Problem:
Copy nothing but the text: reproduce each line of the listing exactly and leave the pictures out.

Collected data
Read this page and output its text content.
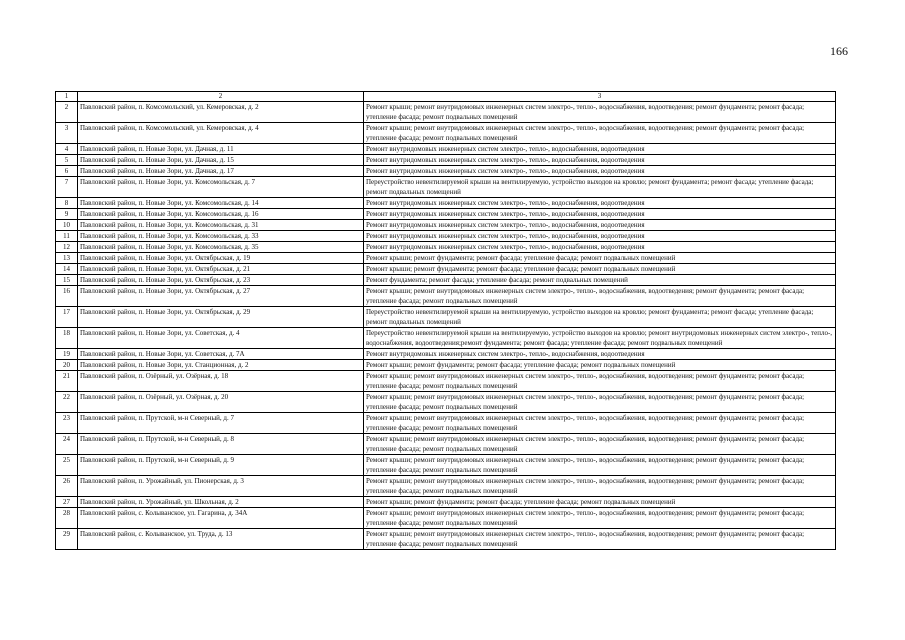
166
1	2	3
2	Павловский район, п. Комсомольский, ул. Кемеровская, д. 2	Ремонт крыши; ремонт внутридомовых инженерных систем электро-, тепло-, водоснабжения, водоотведения; ремонт фундамента; ремонт фасада; утепление фасада; ремонт подвальных помещений
3	Павловский район, п. Комсомольский, ул. Кемеровская, д. 4	Ремонт крыши; ремонт внутридомовых инженерных систем электро-, тепло-, водоснабжения, водоотведения; ремонт фундамента; ремонт фасада; утепление фасада; ремонт подвальных помещений
4	Павловский район, п. Новые Зори, ул. Дачная, д. 11	Ремонт внутридомовых инженерных систем электро-, тепло-, водоснабжения, водоотведения
5	Павловский район, п. Новые Зори, ул. Дачная, д. 15	Ремонт внутридомовых инженерных систем электро-, тепло-, водоснабжения, водоотведения
6	Павловский район, п. Новые Зори, ул. Дачная, д. 17	Ремонт внутридомовых инженерных систем электро-, тепло-, водоснабжения, водоотведения
7	Павловский район, п. Новые Зори, ул. Комсомольская, д. 7	Переустройство невентилируемой крыши на вентилируемую, устройство выходов на кровлю; ремонт фундамента; ремонт фасада; утепление фасада; ремонт подвальных помещений
8	Павловский район, п. Новые Зори, ул. Комсомольская, д. 14	Ремонт внутридомовых инженерных систем электро-, тепло-, водоснабжения, водоотведения
9	Павловский район, п. Новые Зори, ул. Комсомольская, д. 16	Ремонт внутридомовых инженерных систем электро-, тепло-, водоснабжения, водоотведения
10	Павловский район, п. Новые Зори, ул. Комсомольская, д. 31	Ремонт внутридомовых инженерных систем электро-, тепло-, водоснабжения, водоотведения
11	Павловский район, п. Новые Зори, ул. Комсомольская, д. 33	Ремонт внутридомовых инженерных систем электро-, тепло-, водоснабжения, водоотведения
12	Павловский район, п. Новые Зори, ул. Комсомольская, д. 35	Ремонт внутридомовых инженерных систем электро-, тепло-, водоснабжения, водоотведения
13	Павловский район, п. Новые Зори, ул. Октябрьская, д. 19	Ремонт крыши; ремонт фундамента; ремонт фасада; утепление фасада; ремонт подвальных помещений
14	Павловский район, п. Новые Зори, ул. Октябрьская, д. 21	Ремонт крыши; ремонт фундамента; ремонт фасада; утепление фасада; ремонт подвальных помещений
15	Павловский район, п. Новые Зори, ул. Октябрьская, д. 23	Ремонт фундамента; ремонт фасада; утепление фасада; ремонт подвальных помещений
16	Павловский район, п. Новые Зори, ул. Октябрьская, д. 27	Ремонт крыши; ремонт внутридомовых инженерных систем электро-, тепло-, водоснабжения, водоотведения; ремонт фундамента; ремонт фасада; утепление фасада; ремонт подвальных помещений
17	Павловский район, п. Новые Зори, ул. Октябрьская, д. 29	Переустройство невентилируемой крыши на вентилируемую, устройство выходов на кровлю; ремонт фундамента; ремонт фасада; утепление фасада; ремонт подвальных помещений
18	Павловский район, п. Новые Зори, ул. Советская, д. 4	Переустройство невентилируемой крыши на вентилируемую, устройство выходов на кровлю; ремонт внутридомовых инженерных систем электро-, тепло-, водоснабжения, водоотведения;ремонт фундамента; ремонт фасада; утепление фасада; ремонт подвальных помещений
19	Павловский район, п. Новые Зори, ул. Советская, д. 7А	Ремонт внутридомовых инженерных систем электро-, тепло-, водоснабжения, водоотведения
20	Павловский район, п. Новые Зори, ул. Станционная, д. 2	Ремонт крыши; ремонт фундамента; ремонт фасада; утепление фасада; ремонт подвальных помещений
21	Павловский район, п. Озёрный, ул. Озёрная, д. 18	Ремонт крыши; ремонт внутридомовых инженерных систем электро-, тепло-, водоснабжения, водоотведения; ремонт фундамента; ремонт фасада; утепление фасада; ремонт подвальных помещений
22	Павловский район, п. Озёрный, ул. Озёрная, д. 20	Ремонт крыши; ремонт внутридомовых инженерных систем электро-, тепло-, водоснабжения, водоотведения; ремонт фундамента; ремонт фасада; утепление фасада; ремонт подвальных помещений
23	Павловский район, п. Прутской, м-н Северный, д. 7	Ремонт крыши; ремонт внутридомовых инженерных систем электро-, тепло-, водоснабжения, водоотведения; ремонт фундамента; ремонт фасада; утепление фасада; ремонт подвальных помещений
24	Павловский район, п. Прутской, м-н Северный, д. 8	Ремонт крыши; ремонт внутридомовых инженерных систем электро-, тепло-, водоснабжения, водоотведения; ремонт фундамента; ремонт фасада; утепление фасада; ремонт подвальных помещений
25	Павловский район, п. Прутской, м-н Северный, д. 9	Ремонт крыши; ремонт внутридомовых инженерных систем электро-, тепло-, водоснабжения, водоотведения; ремонт фундамента; ремонт фасада; утепление фасада; ремонт подвальных помещений
26	Павловский район, п. Урожайный, ул. Пионерская, д. 3	Ремонт крыши; ремонт внутридомовых инженерных систем электро-, тепло-, водоснабжения, водоотведения; ремонт фундамента; ремонт фасада; утепление фасада; ремонт подвальных помещений
27	Павловский район, п. Урожайный, ул. Школьная, д. 2	Ремонт крыши; ремонт фундамента; ремонт фасада; утепление фасада; ремонт подвальных помещений
28	Павловский район, с. Колыванское, ул. Гагарина, д. 34А	Ремонт крыши; ремонт внутридомовых инженерных систем электро-, тепло-, водоснабжения, водоотведения; ремонт фундамента; ремонт фасада; утепление фасада; ремонт подвальных помещений
29	Павловский район, с. Колыванское, ул. Труда, д. 13	Ремонт крыши; ремонт внутридомовых инженерных систем электро-, тепло-, водоснабжения, водоотведения; ремонт фундамента; ремонт фасада; утепление фасада; ремонт подвальных помещений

Finished exercise:
Read this page and output its text content.
166
1	2	3
2	Павловский район, п. Комсомольский, ул. Кемеровская, д. 2	Ремонт крыши; ремонт внутридомовых инженерных систем электро-, тепло-, водоснабжения, водоотведения; ремонт фундамента; ремонт фасада; утепление фасада; ремонт подвальных помещений
3	Павловский район, п. Комсомольский, ул. Кемеровская, д. 4	Ремонт крыши; ремонт внутридомовых инженерных систем электро-, тепло-, водоснабжения, водоотведения; ремонт фундамента; ремонт фасада; утепление фасада; ремонт подвальных помещений
4	Павловский район, п. Новые Зори, ул. Дачная, д. 11	Ремонт внутридомовых инженерных систем электро-, тепло-, водоснабжения, водоотведения
5	Павловский район, п. Новые Зори, ул. Дачная, д. 15	Ремонт внутридомовых инженерных систем электро-, тепло-, водоснабжения, водоотведения
6	Павловский район, п. Новые Зори, ул. Дачная, д. 17	Ремонт внутридомовых инженерных систем электро-, тепло-, водоснабжения, водоотведения
7	Павловский район, п. Новые Зори, ул. Комсомольская, д. 7	Переустройство невентилируемой крыши на вентилируемую, устройство выходов на кровлю; ремонт фундамента; ремонт фасада; утепление фасада; ремонт подвальных помещений
8	Павловский район, п. Новые Зори, ул. Комсомольская, д. 14	Ремонт внутридомовых инженерных систем электро-, тепло-, водоснабжения, водоотведения
9	Павловский район, п. Новые Зори, ул. Комсомольская, д. 16	Ремонт внутридомовых инженерных систем электро-, тепло-, водоснабжения, водоотведения
10	Павловский район, п. Новые Зори, ул. Комсомольская, д. 31	Ремонт внутридомовых инженерных систем электро-, тепло-, водоснабжения, водоотведения
11	Павловский район, п. Новые Зори, ул. Комсомольская, д. 33	Ремонт внутридомовых инженерных систем электро-, тепло-, водоснабжения, водоотведения
12	Павловский район, п. Новые Зори, ул. Комсомольская, д. 35	Ремонт внутридомовых инженерных систем электро-, тепло-, водоснабжения, водоотведения
13	Павловский район, п. Новые Зори, ул. Октябрьская, д. 19	Ремонт крыши; ремонт фундамента; ремонт фасада; утепление фасада; ремонт подвальных помещений
14	Павловский район, п. Новые Зори, ул. Октябрьская, д. 21	Ремонт крыши; ремонт фундамента; ремонт фасада; утепление фасада; ремонт подвальных помещений
15	Павловский район, п. Новые Зори, ул. Октябрьская, д. 23	Ремонт фундамента; ремонт фасада; утепление фасада; ремонт подвальных помещений
16	Павловский район, п. Новые Зори, ул. Октябрьская, д. 27	Ремонт крыши; ремонт внутридомовых инженерных систем электро-, тепло-, водоснабжения, водоотведения; ремонт фундамента; ремонт фасада; утепление фасада; ремонт подвальных помещений
17	Павловский район, п. Новые Зори, ул. Октябрьская, д. 29	Переустройство невентилируемой крыши на вентилируемую, устройство выходов на кровлю; ремонт фундамента; ремонт фасада; утепление фасада; ремонт подвальных помещений
18	Павловский район, п. Новые Зори, ул. Советская, д. 4	Переустройство невентилируемой крыши на вентилируемую, устройство выходов на кровлю; ремонт внутридомовых инженерных систем электро-, тепло-, водоснабжения, водоотведения;ремонт фундамента; ремонт фасада; утепление фасада; ремонт подвальных помещений
19	Павловский район, п. Новые Зори, ул. Советская, д. 7А	Ремонт внутридомовых инженерных систем электро-, тепло-, водоснабжения, водоотведения
20	Павловский район, п. Новые Зори, ул. Станционная, д. 2	Ремонт крыши; ремонт фундамента; ремонт фасада; утепление фасада; ремонт подвальных помещений
21	Павловский район, п. Озёрный, ул. Озёрная, д. 18	Ремонт крыши; ремонт внутридомовых инженерных систем электро-, тепло-, водоснабжения, водоотведения; ремонт фундамента; ремонт фасада; утепление фасада; ремонт подвальных помещений
22	Павловский район, п. Озёрный, ул. Озёрная, д. 20	Ремонт крыши; ремонт внутридомовых инженерных систем электро-, тепло-, водоснабжения, водоотведения; ремонт фундамента; ремонт фасада; утепление фасада; ремонт подвальных помещений
23	Павловский район, п. Прутской, м-н Северный, д. 7	Ремонт крыши; ремонт внутридомовых инженерных систем электро-, тепло-, водоснабжения, водоотведения; ремонт фундамента; ремонт фасада; утепление фасада; ремонт подвальных помещений
24	Павловский район, п. Прутской, м-н Северный, д. 8	Ремонт крыши; ремонт внутридомовых инженерных систем электро-, тепло-, водоснабжения, водоотведения; ремонт фундамента; ремонт фасада; утепление фасада; ремонт подвальных помещений
25	Павловский район, п. Прутской, м-н Северный, д. 9	Ремонт крыши; ремонт внутридомовых инженерных систем электро-, тепло-, водоснабжения, водоотведения; ремонт фундамента; ремонт фасада; утепление фасада; ремонт подвальных помещений
26	Павловский район, п. Урожайный, ул. Пионерская, д. 3	Ремонт крыши; ремонт внутридомовых инженерных систем электро-, тепло-, водоснабжения, водоотведения; ремонт фундамента; ремонт фасада; утепление фасада; ремонт подвальных помещений
27	Павловский район, п. Урожайный, ул. Школьная, д. 2	Ремонт крыши; ремонт фундамента; ремонт фасада; утепление фасада; ремонт подвальных помещений
28	Павловский район, с. Колыванское, ул. Гагарина, д. 34А	Ремонт крыши; ремонт внутридомовых инженерных систем электро-, тепло-, водоснабжения, водоотведения; ремонт фундамента; ремонт фасада; утепление фасада; ремонт подвальных помещений
29	Павловский район, с. Колыванское, ул. Труда, д. 13	Ремонт крыши; ремонт внутридомовых инженерных систем электро-, тепло-, водоснабжения, водоотведения; ремонт фундамента; ремонт фасада; утепление фасада; ремонт подвальных помещений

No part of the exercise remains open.